*** Excerpt to read

I just got my free buttons from NPR! I requested them forever ago, so long ago in fact I requested more yesterday! Now, I don't want NPR to think badly of me, so how do I tell NPR that "hey guys, it's all cool, I got my buttons, disregard that last email?"
I believe they may have run out of buttons, based on a comment on yesterday’s post. So I think you’re good, button-wise.
How did you get your start working for NPR? Any tips for those aspiring to be in your position?
I wrote a weekly humor column for my college newspaper and then submitted those for NPR’s Kroc Fellowship back in 2006. I also applied to maybe 100ish other writing jobs — none of which I got.
So it was kind of slightly random but I’ve been at NPR basically ever since. During the fellowship, I went out to Chicago and Wait Wait and tried out, and then started working there — and then came to Fresh Air because I grew up about 10 minutes away from WHYY and I missed Philadelphia and my family.

******
*** Dataset extract

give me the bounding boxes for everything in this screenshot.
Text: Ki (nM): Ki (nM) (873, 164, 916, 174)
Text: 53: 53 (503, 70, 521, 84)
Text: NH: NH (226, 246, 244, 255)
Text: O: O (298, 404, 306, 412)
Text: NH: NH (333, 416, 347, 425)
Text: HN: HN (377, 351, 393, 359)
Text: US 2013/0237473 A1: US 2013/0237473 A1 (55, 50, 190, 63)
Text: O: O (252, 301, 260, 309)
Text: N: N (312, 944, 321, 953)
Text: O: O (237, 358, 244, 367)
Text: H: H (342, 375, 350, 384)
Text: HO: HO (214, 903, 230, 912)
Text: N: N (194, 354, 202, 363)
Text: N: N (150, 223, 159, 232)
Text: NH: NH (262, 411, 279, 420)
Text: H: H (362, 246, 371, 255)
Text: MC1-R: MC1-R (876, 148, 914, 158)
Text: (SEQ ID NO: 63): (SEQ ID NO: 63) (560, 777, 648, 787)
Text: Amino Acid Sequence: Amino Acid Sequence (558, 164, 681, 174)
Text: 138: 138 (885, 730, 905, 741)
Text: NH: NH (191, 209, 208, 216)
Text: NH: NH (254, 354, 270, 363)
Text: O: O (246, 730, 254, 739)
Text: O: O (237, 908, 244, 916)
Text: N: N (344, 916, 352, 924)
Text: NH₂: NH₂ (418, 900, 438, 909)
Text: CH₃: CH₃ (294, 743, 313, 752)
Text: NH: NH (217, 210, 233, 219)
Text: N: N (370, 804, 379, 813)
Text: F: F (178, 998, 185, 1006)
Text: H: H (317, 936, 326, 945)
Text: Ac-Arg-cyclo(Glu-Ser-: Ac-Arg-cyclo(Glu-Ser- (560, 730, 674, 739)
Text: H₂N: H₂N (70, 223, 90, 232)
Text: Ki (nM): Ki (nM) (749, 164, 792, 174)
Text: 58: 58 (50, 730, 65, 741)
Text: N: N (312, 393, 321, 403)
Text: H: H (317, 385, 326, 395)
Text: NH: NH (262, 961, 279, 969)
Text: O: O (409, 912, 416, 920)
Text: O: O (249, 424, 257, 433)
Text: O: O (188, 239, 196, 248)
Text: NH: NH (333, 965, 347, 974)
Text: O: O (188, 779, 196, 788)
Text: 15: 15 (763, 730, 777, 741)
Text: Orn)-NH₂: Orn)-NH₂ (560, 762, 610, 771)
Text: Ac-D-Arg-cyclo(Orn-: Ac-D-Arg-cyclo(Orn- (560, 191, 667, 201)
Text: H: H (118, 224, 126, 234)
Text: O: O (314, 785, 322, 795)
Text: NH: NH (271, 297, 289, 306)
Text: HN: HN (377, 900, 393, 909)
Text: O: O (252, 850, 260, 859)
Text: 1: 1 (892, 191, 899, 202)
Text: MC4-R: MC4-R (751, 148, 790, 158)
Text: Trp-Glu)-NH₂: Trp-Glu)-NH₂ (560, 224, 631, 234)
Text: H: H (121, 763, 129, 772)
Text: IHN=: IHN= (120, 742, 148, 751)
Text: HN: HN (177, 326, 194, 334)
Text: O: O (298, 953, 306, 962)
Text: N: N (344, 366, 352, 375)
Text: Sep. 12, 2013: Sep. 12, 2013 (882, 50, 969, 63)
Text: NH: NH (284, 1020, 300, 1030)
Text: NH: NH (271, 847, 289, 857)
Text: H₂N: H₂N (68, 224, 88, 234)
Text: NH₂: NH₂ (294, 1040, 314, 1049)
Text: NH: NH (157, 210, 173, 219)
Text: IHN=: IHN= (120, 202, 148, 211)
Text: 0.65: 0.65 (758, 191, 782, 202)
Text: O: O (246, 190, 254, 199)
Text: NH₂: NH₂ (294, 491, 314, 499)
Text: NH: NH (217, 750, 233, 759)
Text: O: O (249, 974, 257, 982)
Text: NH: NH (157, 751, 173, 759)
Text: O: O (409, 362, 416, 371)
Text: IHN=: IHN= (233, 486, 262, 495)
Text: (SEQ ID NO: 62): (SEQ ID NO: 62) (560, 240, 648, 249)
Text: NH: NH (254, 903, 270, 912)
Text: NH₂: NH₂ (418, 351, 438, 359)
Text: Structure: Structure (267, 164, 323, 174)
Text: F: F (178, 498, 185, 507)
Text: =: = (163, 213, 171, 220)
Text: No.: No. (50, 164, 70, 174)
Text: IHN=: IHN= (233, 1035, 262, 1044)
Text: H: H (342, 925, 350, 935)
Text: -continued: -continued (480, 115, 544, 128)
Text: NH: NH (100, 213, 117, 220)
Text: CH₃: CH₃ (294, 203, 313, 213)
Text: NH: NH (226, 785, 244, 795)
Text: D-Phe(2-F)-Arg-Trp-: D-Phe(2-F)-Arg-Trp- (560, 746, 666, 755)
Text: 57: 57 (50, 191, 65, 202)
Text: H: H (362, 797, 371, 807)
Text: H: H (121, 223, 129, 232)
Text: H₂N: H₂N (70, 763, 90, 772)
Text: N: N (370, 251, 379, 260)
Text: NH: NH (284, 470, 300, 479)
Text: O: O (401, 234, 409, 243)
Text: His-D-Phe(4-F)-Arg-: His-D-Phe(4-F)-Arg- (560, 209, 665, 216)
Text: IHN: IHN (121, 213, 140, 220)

******

What you will do –
• 1. Reproduce a part of the NPR excerpt above word for word: begin at the words that have "I believe they" and stop after "which I got.".
• 2. List every figure written in digits in the NPR excerpt above.
• 3. Decide whether each statement agrees with the NPR excerpt above, and answer yes or no with the deciding words quoted from it.
(a) The person answering applied to the Kroc Fellowship in 2006.
(b) The person answering was offered several of the other writing jobs applied for.
(c) The person answering grew up about 10 minutes from WHYY.

Answers provided –
• 1.
I believe they may have run out of buttons, based on a comment on yesterday’s post. So I think you’re good, button-wise.
How did you get your start working for NPR? Any tips for those aspiring to be in your position?
I wrote a weekly humor column for my college newspaper and then submitted those for NPR’s Kroc Fellowship back in 2006. I also applied to maybe 100ish other writing jobs — none of which I got.

• 2.
2006
100 (in "100ish")
10

• 3.
(a) Yes: "submitted those for NPR’s Kroc Fellowship back in 2006"
(b) No: "none of which I got"
(c) Yes: "I grew up about 10 minutes away from WHYY"